== INPUT FOR THIS TASK ==
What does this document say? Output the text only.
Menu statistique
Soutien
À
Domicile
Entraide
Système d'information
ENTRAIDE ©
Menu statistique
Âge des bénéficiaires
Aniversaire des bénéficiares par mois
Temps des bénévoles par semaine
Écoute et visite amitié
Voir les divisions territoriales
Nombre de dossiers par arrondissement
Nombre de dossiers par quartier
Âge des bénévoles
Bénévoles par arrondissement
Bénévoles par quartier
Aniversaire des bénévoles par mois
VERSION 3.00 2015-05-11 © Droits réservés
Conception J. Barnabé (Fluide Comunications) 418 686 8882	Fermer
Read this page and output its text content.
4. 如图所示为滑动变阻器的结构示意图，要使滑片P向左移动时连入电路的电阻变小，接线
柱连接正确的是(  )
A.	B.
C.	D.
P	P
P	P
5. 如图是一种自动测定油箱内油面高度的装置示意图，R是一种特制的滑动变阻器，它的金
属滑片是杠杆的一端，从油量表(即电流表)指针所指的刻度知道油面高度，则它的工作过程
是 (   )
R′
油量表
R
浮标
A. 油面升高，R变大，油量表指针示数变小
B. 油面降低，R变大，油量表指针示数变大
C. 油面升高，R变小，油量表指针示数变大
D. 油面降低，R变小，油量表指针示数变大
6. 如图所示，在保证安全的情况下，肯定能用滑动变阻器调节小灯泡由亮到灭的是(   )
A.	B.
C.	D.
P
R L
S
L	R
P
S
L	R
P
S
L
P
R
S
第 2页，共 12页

---

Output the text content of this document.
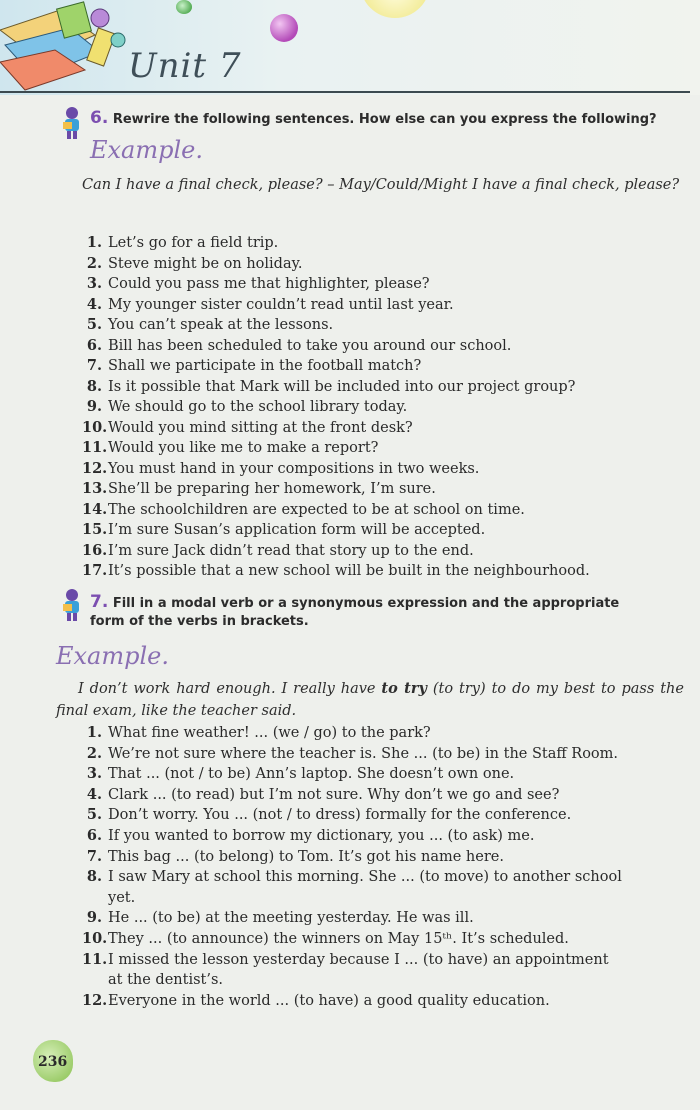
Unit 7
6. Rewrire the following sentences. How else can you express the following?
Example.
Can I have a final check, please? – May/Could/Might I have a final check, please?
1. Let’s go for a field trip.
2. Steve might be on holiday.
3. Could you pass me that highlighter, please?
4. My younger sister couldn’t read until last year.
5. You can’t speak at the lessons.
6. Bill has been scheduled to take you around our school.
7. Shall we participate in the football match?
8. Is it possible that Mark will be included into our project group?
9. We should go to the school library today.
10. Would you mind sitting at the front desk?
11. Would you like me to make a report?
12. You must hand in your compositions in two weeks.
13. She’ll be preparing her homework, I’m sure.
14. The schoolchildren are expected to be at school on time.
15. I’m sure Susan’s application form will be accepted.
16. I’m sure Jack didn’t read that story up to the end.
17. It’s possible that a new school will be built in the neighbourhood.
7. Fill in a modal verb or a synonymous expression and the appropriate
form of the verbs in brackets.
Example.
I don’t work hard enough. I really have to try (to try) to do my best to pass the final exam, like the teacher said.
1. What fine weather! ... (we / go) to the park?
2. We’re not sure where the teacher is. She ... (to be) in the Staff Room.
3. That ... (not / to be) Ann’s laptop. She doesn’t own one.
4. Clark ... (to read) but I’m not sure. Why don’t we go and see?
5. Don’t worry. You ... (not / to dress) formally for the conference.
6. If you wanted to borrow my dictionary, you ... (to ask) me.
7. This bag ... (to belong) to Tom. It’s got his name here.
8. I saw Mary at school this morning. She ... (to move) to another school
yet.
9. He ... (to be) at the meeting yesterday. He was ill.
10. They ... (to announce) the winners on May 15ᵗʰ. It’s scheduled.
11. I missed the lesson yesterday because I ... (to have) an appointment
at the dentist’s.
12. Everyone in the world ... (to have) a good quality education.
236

==

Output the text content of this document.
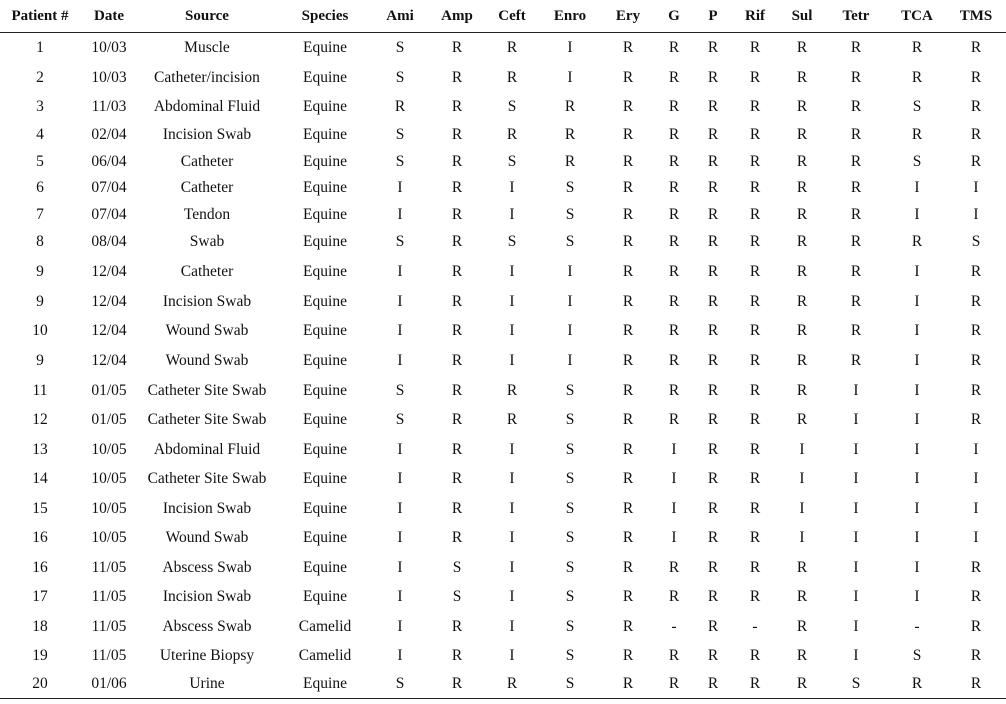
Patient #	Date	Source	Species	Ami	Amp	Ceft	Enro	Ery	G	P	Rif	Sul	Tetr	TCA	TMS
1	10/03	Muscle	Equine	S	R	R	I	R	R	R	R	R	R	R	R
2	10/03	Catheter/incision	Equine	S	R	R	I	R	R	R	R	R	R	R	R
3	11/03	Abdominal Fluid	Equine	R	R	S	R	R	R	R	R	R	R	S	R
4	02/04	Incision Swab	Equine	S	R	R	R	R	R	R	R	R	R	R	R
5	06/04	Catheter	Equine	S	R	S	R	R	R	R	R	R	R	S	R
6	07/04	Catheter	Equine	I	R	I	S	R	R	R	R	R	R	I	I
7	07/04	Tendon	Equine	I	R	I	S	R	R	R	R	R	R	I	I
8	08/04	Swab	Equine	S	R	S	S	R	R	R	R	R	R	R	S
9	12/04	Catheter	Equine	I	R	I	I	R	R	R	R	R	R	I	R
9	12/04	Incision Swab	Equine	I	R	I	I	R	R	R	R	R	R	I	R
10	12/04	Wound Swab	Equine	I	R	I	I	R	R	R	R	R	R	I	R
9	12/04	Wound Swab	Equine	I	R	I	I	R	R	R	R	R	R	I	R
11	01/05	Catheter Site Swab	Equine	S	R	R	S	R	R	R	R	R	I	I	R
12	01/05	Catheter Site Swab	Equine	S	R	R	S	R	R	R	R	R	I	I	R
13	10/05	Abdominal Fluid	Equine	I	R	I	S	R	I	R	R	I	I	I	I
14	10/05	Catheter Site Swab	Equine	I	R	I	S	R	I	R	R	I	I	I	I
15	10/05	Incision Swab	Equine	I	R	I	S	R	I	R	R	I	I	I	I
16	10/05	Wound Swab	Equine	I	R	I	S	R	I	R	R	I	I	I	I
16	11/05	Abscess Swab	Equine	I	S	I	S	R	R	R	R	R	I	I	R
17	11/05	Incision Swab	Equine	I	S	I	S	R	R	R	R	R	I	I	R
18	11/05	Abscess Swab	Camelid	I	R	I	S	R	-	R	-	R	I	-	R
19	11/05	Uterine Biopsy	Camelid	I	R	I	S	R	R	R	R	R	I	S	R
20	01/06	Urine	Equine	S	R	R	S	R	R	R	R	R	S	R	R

== REQUIRED TASK ==
In the listing, find each line with the string "油面升高" and copy it.

== SOLVED PROBLEM ==
A. 油面升高，R变大，油量表指针示数变小
C. 油面升高，R变小，油量表指针示数变大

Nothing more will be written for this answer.